TASK DIRECTIONS: Write the material out again exactly.

[Some records]
+ + + + + + +
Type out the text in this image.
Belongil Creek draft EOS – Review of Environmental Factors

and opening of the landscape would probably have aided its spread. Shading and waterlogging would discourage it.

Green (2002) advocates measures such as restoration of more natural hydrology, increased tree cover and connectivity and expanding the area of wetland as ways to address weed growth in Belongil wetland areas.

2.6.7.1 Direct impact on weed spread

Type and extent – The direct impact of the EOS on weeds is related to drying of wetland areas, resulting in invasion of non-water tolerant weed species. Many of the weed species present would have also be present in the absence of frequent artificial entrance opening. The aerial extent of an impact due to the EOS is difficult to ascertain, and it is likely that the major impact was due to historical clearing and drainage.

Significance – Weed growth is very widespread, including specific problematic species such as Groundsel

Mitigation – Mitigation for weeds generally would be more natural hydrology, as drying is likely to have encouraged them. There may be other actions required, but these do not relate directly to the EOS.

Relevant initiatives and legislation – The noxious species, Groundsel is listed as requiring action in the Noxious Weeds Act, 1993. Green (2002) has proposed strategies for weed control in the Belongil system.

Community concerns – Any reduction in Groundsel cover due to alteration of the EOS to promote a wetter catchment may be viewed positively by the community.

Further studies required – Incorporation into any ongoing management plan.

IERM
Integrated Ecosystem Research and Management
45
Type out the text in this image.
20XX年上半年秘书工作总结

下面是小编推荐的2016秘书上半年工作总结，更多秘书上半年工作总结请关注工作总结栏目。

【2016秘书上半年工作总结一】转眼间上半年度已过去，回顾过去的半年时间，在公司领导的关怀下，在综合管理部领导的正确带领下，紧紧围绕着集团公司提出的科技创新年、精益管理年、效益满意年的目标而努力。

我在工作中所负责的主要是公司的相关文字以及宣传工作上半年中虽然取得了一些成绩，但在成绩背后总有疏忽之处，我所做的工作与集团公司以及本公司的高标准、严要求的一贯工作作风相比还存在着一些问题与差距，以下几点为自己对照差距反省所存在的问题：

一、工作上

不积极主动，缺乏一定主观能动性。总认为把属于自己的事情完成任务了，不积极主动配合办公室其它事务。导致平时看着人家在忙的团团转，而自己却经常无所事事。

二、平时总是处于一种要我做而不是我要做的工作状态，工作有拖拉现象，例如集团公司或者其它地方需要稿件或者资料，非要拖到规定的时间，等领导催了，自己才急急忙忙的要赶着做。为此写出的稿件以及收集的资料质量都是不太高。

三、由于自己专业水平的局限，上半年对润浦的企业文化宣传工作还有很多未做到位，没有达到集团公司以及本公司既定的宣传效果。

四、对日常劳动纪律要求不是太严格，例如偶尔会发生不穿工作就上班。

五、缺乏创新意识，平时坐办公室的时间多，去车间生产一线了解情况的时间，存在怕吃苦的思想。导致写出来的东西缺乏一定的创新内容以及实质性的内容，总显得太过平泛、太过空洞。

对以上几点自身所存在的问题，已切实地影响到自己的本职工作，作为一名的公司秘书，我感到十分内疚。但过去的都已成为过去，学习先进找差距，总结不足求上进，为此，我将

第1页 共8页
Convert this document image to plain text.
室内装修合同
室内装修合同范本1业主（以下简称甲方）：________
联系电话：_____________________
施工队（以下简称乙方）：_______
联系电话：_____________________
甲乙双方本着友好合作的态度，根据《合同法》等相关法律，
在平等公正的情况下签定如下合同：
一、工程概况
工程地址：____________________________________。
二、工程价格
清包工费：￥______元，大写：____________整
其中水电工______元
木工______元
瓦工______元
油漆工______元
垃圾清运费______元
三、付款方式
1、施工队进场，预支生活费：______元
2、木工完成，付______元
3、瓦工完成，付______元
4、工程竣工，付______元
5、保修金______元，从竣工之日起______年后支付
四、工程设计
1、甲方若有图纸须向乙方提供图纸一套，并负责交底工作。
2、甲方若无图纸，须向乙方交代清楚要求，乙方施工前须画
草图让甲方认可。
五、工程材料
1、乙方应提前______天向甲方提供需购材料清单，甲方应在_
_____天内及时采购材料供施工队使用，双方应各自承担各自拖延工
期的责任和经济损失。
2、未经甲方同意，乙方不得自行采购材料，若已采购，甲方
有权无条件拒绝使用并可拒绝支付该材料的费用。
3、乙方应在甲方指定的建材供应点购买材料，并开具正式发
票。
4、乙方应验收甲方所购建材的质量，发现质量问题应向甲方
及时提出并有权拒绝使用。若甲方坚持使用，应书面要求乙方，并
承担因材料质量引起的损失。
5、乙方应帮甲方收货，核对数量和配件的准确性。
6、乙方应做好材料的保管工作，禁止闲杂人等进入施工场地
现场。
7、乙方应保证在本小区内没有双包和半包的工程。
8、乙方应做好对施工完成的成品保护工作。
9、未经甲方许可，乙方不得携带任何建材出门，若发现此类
+ + + + + + +
FINISHED TASK:
Type out the text in this image.
Belongil Creek draft EOS – Review of Environmental Factors

and opening of the landscape would probably have aided its spread. Shading and waterlogging would discourage it.

Green (2002) advocates measures such as restoration of more natural hydrology, increased tree cover and connectivity and expanding the area of wetland as ways to address weed growth in Belongil wetland areas.

2.6.7.1 Direct impact on weed spread

Type and extent – The direct impact of the EOS on weeds is related to drying of wetland areas, resulting in invasion of non-water tolerant weed species. Many of the weed species present would have also be present in the absence of frequent artificial entrance opening. The aerial extent of an impact due to the EOS is difficult to ascertain, and it is likely that the major impact was due to historical clearing and drainage.

Significance – Weed growth is very widespread, including specific problematic species such as Groundsel

Mitigation – Mitigation for weeds generally would be more natural hydrology, as drying is likely to have encouraged them. There may be other actions required, but these do not relate directly to the EOS.

Relevant initiatives and legislation – The noxious species, Groundsel is listed as requiring action in the Noxious Weeds Act, 1993. Green (2002) has proposed strategies for weed control in the Belongil system.

Community concerns – Any reduction in Groundsel cover due to alteration of the EOS to promote a wetter catchment may be viewed positively by the community.

Further studies required – Incorporation into any ongoing management plan.

IERM
Integrated Ecosystem Research and Management
45
Type out the text in this image.
20XX年上半年秘书工作总结

下面是小编推荐的2016秘书上半年工作总结，更多秘书上半年工作总结请关注工作总结栏目。

【2016秘书上半年工作总结一】转眼间上半年度已过去，回顾过去的半年时间，在公司领导的关怀下，在综合管理部领导的正确带领下，紧紧围绕着集团公司提出的科技创新年、精益管理年、效益满意年的目标而努力。

我在工作中所负责的主要是公司的相关文字以及宣传工作上半年中虽然取得了一些成绩，但在成绩背后总有疏忽之处，我所做的工作与集团公司以及本公司的高标准、严要求的一贯工作作风相比还存在着一些问题与差距，以下几点为自己对照差距反省所存在的问题：

一、工作上

不积极主动，缺乏一定主观能动性。总认为把属于自己的事情完成任务了，不积极主动配合办公室其它事务。导致平时看着人家在忙的团团转，而自己却经常无所事事。

二、平时总是处于一种要我做而不是我要做的工作状态，工作有拖拉现象，例如集团公司或者其它地方需要稿件或者资料，非要拖到规定的时间，等领导催了，自己才急急忙忙的要赶着做。为此写出的稿件以及收集的资料质量都是不太高。

三、由于自己专业水平的局限，上半年对润浦的企业文化宣传工作还有很多未做到位，没有达到集团公司以及本公司既定的宣传效果。

四、对日常劳动纪律要求不是太严格，例如偶尔会发生不穿工作就上班。

五、缺乏创新意识，平时坐办公室的时间多，去车间生产一线了解情况的时间，存在怕吃苦的思想。导致写出来的东西缺乏一定的创新内容以及实质性的内容，总显得太过平泛、太过空洞。

对以上几点自身所存在的问题，已切实地影响到自己的本职工作，作为一名的公司秘书，我感到十分内疚。但过去的都已成为过去，学习先进找差距，总结不足求上进，为此，我将

第1页 共8页
Convert this document image to plain text.
室内装修合同
室内装修合同范本1业主（以下简称甲方）：________
联系电话：_____________________
施工队（以下简称乙方）：_______
联系电话：_____________________
甲乙双方本着友好合作的态度，根据《合同法》等相关法律，
在平等公正的情况下签定如下合同：
一、工程概况
工程地址：____________________________________。
二、工程价格
清包工费：￥______元，大写：____________整
其中水电工______元
木工______元
瓦工______元
油漆工______元
垃圾清运费______元
三、付款方式
1、施工队进场，预支生活费：______元
2、木工完成，付______元
3、瓦工完成，付______元
4、工程竣工，付______元
5、保修金______元，从竣工之日起______年后支付
四、工程设计
1、甲方若有图纸须向乙方提供图纸一套，并负责交底工作。
2、甲方若无图纸，须向乙方交代清楚要求，乙方施工前须画
草图让甲方认可。
五、工程材料
1、乙方应提前______天向甲方提供需购材料清单，甲方应在_
_____天内及时采购材料供施工队使用，双方应各自承担各自拖延工
期的责任和经济损失。
2、未经甲方同意，乙方不得自行采购材料，若已采购，甲方
有权无条件拒绝使用并可拒绝支付该材料的费用。
3、乙方应在甲方指定的建材供应点购买材料，并开具正式发
票。
4、乙方应验收甲方所购建材的质量，发现质量问题应向甲方
及时提出并有权拒绝使用。若甲方坚持使用，应书面要求乙方，并
承担因材料质量引起的损失。
5、乙方应帮甲方收货，核对数量和配件的准确性。
6、乙方应做好材料的保管工作，禁止闲杂人等进入施工场地
现场。
7、乙方应保证在本小区内没有双包和半包的工程。
8、乙方应做好对施工完成的成品保护工作。
9、未经甲方许可，乙方不得携带任何建材出门，若发现此类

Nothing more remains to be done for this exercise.